- **Problem to solve**
Locate and copy all lines bearing the word "color".

## Start

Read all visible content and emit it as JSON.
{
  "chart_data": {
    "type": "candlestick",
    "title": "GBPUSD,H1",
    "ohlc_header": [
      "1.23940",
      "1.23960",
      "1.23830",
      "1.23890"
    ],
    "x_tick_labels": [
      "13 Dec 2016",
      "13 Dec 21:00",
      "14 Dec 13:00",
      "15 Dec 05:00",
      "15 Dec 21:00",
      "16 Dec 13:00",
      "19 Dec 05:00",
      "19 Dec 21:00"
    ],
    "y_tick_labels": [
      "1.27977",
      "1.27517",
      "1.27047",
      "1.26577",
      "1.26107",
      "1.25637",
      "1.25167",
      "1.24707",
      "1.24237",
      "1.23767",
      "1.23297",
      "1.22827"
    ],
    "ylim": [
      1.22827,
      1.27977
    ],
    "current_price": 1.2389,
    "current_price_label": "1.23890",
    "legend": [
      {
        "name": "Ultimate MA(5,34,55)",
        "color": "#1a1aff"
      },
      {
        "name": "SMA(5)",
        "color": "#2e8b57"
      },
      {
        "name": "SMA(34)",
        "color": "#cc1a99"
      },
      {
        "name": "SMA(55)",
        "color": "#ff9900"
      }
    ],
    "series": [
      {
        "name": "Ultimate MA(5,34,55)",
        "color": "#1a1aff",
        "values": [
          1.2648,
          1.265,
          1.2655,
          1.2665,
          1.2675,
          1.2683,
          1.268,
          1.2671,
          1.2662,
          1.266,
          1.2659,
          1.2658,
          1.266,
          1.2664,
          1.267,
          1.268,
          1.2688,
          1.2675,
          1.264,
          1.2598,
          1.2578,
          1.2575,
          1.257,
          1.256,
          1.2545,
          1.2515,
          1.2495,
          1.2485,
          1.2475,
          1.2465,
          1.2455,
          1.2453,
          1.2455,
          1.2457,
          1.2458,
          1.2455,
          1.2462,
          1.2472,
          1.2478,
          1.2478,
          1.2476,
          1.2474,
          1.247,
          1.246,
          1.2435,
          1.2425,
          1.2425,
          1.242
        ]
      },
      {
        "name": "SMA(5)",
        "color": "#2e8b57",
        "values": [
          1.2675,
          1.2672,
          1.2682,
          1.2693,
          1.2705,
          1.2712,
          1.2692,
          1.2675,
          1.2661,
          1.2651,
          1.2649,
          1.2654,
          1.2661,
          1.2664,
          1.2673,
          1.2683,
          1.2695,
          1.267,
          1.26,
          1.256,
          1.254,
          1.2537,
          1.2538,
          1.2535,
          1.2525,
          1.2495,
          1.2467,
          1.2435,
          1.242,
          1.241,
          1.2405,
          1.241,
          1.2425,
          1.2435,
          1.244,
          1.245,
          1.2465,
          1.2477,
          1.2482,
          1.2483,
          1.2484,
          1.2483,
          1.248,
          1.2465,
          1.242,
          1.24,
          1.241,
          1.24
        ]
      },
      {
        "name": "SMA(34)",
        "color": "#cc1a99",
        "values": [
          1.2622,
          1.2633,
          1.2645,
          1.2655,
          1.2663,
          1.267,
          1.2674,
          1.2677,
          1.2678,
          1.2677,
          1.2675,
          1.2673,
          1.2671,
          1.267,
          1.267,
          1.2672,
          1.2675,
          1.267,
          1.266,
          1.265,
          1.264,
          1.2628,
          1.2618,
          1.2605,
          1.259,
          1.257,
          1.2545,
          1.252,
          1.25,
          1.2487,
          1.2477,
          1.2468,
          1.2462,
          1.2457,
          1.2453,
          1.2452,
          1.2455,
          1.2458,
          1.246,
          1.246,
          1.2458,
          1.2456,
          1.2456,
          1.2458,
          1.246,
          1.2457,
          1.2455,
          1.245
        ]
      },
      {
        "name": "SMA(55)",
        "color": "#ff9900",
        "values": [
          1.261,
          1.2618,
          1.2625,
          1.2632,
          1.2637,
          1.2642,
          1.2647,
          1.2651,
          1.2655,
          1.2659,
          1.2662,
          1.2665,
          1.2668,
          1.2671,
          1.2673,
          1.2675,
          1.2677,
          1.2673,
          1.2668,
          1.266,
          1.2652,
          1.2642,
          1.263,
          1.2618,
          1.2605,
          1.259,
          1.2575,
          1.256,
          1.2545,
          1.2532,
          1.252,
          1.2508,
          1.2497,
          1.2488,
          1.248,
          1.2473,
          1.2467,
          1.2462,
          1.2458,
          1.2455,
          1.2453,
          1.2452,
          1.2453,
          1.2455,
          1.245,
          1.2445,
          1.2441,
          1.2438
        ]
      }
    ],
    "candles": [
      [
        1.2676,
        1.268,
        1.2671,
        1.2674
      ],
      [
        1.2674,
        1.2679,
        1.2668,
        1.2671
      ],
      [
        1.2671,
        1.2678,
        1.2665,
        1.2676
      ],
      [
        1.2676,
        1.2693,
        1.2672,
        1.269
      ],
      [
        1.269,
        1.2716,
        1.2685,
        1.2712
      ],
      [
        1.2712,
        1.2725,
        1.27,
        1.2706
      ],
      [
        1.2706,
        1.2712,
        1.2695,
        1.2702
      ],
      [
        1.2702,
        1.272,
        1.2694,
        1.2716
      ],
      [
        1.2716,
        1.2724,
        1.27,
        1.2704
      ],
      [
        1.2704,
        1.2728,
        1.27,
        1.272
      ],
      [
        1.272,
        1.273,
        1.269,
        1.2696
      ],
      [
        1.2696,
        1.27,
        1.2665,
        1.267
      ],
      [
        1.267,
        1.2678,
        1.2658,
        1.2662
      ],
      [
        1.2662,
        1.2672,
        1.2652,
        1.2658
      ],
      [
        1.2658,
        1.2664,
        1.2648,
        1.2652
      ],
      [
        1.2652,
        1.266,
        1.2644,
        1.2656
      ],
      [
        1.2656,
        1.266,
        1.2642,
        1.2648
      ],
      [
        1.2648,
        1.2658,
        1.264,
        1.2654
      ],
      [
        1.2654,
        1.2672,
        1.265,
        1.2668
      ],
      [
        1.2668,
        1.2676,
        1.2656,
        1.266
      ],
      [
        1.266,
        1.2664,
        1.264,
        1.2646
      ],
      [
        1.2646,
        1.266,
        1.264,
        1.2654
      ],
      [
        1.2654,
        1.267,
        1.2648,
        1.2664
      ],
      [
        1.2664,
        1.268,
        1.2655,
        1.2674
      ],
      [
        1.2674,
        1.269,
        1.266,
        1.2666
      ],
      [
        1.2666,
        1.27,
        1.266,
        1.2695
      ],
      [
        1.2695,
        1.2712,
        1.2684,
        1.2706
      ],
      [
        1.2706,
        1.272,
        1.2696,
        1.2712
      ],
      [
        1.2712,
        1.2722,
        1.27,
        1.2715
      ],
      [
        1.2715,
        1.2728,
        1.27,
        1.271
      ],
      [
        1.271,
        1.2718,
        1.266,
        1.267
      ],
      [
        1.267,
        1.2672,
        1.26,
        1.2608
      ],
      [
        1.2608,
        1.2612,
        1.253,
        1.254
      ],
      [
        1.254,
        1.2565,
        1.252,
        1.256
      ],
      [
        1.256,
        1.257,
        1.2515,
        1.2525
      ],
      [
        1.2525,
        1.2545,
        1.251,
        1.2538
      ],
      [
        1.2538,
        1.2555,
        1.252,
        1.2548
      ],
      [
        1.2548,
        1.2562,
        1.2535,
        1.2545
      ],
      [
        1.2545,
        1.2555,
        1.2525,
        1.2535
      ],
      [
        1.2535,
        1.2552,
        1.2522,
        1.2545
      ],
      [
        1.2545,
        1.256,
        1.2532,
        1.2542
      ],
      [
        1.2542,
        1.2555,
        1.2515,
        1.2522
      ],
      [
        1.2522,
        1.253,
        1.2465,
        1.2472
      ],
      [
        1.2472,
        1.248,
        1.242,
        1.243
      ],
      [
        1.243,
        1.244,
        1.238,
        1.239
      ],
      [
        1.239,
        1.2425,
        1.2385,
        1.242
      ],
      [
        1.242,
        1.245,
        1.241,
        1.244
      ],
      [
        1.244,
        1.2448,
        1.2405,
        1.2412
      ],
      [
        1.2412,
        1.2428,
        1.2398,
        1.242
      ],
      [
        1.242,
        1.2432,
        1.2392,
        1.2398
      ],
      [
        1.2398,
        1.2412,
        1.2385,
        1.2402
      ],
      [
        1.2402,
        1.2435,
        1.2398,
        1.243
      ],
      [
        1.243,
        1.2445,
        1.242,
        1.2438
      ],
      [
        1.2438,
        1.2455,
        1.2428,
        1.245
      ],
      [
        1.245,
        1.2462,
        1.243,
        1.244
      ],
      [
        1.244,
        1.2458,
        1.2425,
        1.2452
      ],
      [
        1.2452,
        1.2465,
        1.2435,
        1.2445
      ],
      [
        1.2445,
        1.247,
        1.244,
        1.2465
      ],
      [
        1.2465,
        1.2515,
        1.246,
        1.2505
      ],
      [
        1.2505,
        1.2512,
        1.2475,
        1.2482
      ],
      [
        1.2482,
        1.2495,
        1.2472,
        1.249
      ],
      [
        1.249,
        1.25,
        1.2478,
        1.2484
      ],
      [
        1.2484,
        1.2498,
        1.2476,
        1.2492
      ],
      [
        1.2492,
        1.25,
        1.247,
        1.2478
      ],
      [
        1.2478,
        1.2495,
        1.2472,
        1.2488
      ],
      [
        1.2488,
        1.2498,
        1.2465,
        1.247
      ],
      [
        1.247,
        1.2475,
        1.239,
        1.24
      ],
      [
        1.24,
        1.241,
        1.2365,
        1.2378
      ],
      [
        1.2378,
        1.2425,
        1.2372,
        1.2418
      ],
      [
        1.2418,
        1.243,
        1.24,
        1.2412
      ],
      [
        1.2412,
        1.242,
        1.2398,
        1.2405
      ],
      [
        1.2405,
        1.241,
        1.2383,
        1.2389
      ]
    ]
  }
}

## End

- **Correct response**
        "color": "#1a1aff"
        "color": "#2e8b57"
        "color": "#cc1a99"
        "color": "#ff9900"
        "color": "#1a1aff",
        "color": "#2e8b57",
        "color": "#cc1a99",
        "color": "#ff9900",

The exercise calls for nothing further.